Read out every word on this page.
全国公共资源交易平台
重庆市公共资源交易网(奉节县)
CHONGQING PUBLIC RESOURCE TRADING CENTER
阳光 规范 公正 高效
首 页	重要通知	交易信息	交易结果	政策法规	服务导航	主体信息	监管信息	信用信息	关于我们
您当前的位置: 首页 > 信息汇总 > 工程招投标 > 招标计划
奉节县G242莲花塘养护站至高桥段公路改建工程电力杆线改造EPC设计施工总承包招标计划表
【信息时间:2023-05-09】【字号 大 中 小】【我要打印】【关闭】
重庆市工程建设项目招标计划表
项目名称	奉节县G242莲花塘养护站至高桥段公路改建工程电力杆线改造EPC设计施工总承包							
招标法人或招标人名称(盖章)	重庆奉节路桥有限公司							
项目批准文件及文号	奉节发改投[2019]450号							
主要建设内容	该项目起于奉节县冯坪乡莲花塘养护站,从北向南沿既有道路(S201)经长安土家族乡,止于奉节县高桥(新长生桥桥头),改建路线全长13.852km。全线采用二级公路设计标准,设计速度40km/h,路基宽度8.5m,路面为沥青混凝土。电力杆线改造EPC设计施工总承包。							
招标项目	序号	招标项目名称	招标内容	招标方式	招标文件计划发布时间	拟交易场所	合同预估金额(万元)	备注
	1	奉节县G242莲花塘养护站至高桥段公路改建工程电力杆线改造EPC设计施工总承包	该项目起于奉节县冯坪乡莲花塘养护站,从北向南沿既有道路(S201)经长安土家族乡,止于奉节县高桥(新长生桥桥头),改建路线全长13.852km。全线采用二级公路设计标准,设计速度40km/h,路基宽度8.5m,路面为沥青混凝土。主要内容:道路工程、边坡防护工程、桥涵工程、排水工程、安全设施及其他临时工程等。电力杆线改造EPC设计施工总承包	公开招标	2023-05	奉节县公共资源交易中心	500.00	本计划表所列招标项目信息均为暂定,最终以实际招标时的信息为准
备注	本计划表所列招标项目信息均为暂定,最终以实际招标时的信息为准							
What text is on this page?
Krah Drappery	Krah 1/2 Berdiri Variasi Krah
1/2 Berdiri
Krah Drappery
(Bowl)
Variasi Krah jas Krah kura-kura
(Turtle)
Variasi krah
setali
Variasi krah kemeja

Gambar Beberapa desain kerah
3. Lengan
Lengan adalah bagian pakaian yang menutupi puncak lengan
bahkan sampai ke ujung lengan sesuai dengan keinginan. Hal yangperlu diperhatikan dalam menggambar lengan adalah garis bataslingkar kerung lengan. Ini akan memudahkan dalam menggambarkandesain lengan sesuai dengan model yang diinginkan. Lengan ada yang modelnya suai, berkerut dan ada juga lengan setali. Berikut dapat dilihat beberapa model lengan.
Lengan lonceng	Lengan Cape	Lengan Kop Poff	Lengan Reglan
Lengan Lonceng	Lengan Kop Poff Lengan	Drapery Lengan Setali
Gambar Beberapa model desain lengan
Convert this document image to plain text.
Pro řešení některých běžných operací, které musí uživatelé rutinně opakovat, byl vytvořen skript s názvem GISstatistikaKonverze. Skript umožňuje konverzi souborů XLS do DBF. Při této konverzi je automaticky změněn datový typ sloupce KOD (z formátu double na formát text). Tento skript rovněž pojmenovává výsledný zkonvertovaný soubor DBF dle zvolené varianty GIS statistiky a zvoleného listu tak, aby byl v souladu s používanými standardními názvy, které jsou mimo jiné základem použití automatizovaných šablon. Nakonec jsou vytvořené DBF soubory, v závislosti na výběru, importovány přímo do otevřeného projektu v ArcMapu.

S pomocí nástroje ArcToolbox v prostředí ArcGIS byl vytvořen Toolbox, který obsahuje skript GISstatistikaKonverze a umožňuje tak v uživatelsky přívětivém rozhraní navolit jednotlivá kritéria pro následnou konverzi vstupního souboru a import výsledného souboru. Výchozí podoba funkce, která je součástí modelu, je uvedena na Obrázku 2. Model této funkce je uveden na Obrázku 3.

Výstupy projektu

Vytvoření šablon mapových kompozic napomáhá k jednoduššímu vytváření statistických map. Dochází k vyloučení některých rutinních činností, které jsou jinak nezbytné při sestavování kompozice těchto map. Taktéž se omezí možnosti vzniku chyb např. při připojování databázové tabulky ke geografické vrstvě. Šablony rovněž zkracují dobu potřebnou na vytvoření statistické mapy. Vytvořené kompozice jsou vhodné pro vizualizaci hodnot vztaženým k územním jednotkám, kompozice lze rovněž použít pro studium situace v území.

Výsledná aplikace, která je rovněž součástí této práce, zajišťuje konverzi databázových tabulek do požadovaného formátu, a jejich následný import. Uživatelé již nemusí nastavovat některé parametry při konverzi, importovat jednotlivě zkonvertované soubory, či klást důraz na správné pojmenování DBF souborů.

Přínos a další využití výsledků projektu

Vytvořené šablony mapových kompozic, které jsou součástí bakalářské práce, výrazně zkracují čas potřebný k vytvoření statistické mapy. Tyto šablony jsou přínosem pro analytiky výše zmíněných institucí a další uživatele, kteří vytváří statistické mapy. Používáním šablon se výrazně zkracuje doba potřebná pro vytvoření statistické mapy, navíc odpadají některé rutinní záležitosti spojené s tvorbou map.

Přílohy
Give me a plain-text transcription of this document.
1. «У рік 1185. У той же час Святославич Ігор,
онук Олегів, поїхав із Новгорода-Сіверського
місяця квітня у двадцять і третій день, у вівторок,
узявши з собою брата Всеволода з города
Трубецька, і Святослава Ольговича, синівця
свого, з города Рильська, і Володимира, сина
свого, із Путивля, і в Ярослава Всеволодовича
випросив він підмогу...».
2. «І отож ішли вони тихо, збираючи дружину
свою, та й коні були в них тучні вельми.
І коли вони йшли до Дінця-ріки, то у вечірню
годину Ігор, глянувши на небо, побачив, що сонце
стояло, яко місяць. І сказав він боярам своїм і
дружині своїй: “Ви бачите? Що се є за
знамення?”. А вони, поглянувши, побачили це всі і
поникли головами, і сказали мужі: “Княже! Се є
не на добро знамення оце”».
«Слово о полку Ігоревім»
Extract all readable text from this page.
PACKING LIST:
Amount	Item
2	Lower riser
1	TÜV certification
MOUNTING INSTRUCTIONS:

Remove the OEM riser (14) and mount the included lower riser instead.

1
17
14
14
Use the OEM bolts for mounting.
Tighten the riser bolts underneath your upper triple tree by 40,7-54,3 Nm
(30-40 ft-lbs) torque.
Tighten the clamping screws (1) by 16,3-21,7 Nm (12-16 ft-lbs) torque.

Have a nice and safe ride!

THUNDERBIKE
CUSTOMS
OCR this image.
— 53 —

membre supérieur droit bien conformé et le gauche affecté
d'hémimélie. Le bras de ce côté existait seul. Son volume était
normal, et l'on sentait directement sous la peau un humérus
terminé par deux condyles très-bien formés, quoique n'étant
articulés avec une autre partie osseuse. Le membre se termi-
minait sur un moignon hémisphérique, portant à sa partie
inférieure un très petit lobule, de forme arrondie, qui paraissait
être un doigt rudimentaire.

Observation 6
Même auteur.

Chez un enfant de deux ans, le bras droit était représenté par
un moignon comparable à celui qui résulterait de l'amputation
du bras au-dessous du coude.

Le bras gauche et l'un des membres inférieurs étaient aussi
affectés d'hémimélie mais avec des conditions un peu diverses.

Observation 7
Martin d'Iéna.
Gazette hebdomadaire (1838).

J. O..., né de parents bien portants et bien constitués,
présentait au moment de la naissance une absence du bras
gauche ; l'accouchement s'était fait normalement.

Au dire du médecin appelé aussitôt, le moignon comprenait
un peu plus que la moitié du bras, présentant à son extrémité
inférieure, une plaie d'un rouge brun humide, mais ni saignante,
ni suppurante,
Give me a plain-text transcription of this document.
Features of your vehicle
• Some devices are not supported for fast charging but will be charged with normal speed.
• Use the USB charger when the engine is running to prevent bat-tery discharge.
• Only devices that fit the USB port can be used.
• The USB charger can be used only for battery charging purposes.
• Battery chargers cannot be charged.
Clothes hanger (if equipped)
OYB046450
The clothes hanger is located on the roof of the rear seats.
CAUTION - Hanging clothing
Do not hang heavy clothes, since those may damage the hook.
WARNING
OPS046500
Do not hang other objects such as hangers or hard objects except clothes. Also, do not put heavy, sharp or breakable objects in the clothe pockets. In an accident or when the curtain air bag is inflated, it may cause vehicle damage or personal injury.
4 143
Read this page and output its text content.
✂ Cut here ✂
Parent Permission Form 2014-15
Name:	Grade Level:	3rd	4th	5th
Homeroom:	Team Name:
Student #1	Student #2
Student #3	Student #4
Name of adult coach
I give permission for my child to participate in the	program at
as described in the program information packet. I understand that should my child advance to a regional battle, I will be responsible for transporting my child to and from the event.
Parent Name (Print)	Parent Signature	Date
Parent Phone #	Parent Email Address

——————————

Problem: Return every line above that contains the word "该项目起于奉节县冯坪乡莲花塘养护站".

Answer to this task:
主要建设内容	该项目起于奉节县冯坪乡莲花塘养护站,从北向南沿既有道路(S201)经长安土家族乡,止于奉节县高桥(新长生桥桥头),改建路线全长13.852km。全线采用二级公路设计标准,设计速度40km/h,路基宽度8.5m,路面为沥青混凝土。电力杆线改造EPC设计施工总承包。							
	1	奉节县G242莲花塘养护站至高桥段公路改建工程电力杆线改造EPC设计施工总承包	该项目起于奉节县冯坪乡莲花塘养护站,从北向南沿既有道路(S201)经长安土家族乡,止于奉节县高桥(新长生桥桥头),改建路线全长13.852km。全线采用二级公路设计标准,设计速度40km/h,路基宽度8.5m,路面为沥青混凝土。主要内容:道路工程、边坡防护工程、桥涵工程、排水工程、安全设施及其他临时工程等。电力杆线改造EPC设计施工总承包	公开招标	2023-05	奉节县公共资源交易中心	500.00	本计划表所列招标项目信息均为暂定,最终以实际招标时的信息为准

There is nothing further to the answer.